▶ _Goal of the exercise_: Search the material below for the string "More" and extract each line that has it.

Stored data entries:

______________________________

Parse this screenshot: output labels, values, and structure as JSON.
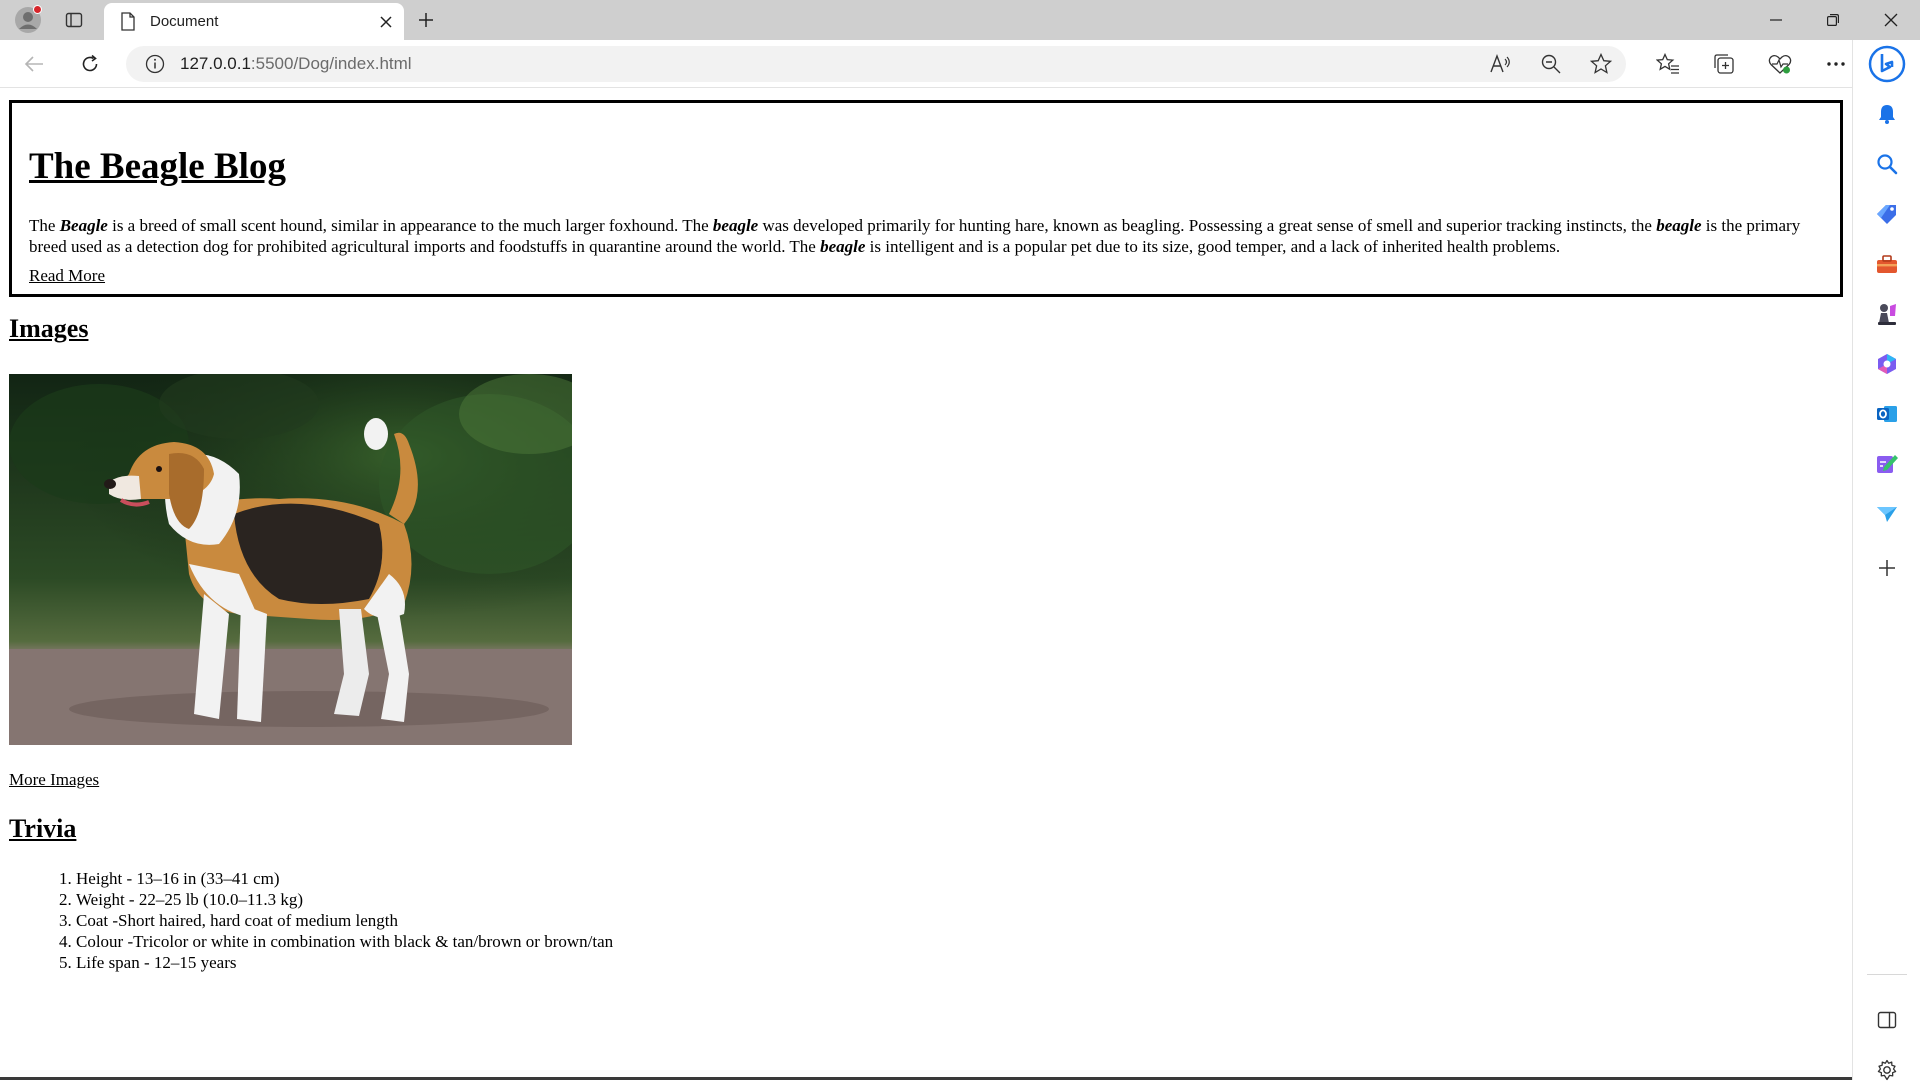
{
  "browser": {
    "tab": {
      "title": "Document"
    },
    "address": {
      "host": "127.0.0.1",
      "path": ":5500/Dog/index.html"
    }
  },
  "page": {
    "title": "The Beagle Blog",
    "intro": {
      "p1": "The ",
      "i1": "Beagle",
      "p2": " is a breed of small scent hound, similar in appearance to the much larger foxhound. The ",
      "i2": "beagle",
      "p3": " was developed primarily for hunting hare, known as beagling. Possessing a great sense of smell and superior tracking instincts, the ",
      "i3": "beagle",
      "p4": " is the primary breed used as a detection dog for prohibited agricultural imports and foodstuffs in quarantine around the world. The ",
      "i4": "beagle",
      "p5": " is intelligent and is a popular pet due to its size, good temper, and a lack of inherited health problems."
    },
    "read_more": "Read More",
    "images_heading": "Images",
    "more_images": "More Images",
    "trivia_heading": "Trivia",
    "trivia": [
      "Height - 13–16 in (33–41 cm)",
      "Weight - 22–25 lb (10.0–11.3 kg)",
      "Coat -Short haired, hard coat of medium length",
      "Colour -Tricolor or white in combination with black & tan/brown or brown/tan",
      "Life span - 12–15 years"
    ]
  },
  "colors": {
    "tabbar": "#cfcfcf",
    "bing_blue": "#1a73e8",
    "profile_dot": "#d6262b"
  }
}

______________________________

▶ _Task answer_:
    "read_more": "Read More",
    "more_images": "More Images",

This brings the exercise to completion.